■ Directions ■
Transcribe the listing word for word.

Start Entries supplied

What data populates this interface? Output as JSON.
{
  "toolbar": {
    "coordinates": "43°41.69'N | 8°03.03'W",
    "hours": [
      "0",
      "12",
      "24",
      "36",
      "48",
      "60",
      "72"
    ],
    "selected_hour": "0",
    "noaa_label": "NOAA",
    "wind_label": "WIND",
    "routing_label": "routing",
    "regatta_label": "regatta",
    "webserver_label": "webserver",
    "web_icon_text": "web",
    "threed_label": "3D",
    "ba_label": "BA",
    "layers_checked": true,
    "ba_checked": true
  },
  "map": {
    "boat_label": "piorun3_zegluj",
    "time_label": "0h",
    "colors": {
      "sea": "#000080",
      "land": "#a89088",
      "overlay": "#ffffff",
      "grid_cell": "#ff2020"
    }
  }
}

End Entries supplied

■ Completed exercise ■
What data populates this interface? Output as JSON.
{
  "toolbar": {
    "coordinates": "43°41.69'N | 8°03.03'W",
    "hours": [
      "0",
      "12",
      "24",
      "36",
      "48",
      "60",
      "72"
    ],
    "selected_hour": "0",
    "noaa_label": "NOAA",
    "wind_label": "WIND",
    "routing_label": "routing",
    "regatta_label": "regatta",
    "webserver_label": "webserver",
    "web_icon_text": "web",
    "threed_label": "3D",
    "ba_label": "BA",
    "layers_checked": true,
    "ba_checked": true
  },
  "map": {
    "boat_label": "piorun3_zegluj",
    "time_label": "0h",
    "colors": {
      "sea": "#000080",
      "land": "#a89088",
      "overlay": "#ffffff",
      "grid_cell": "#ff2020"
    }
  }
}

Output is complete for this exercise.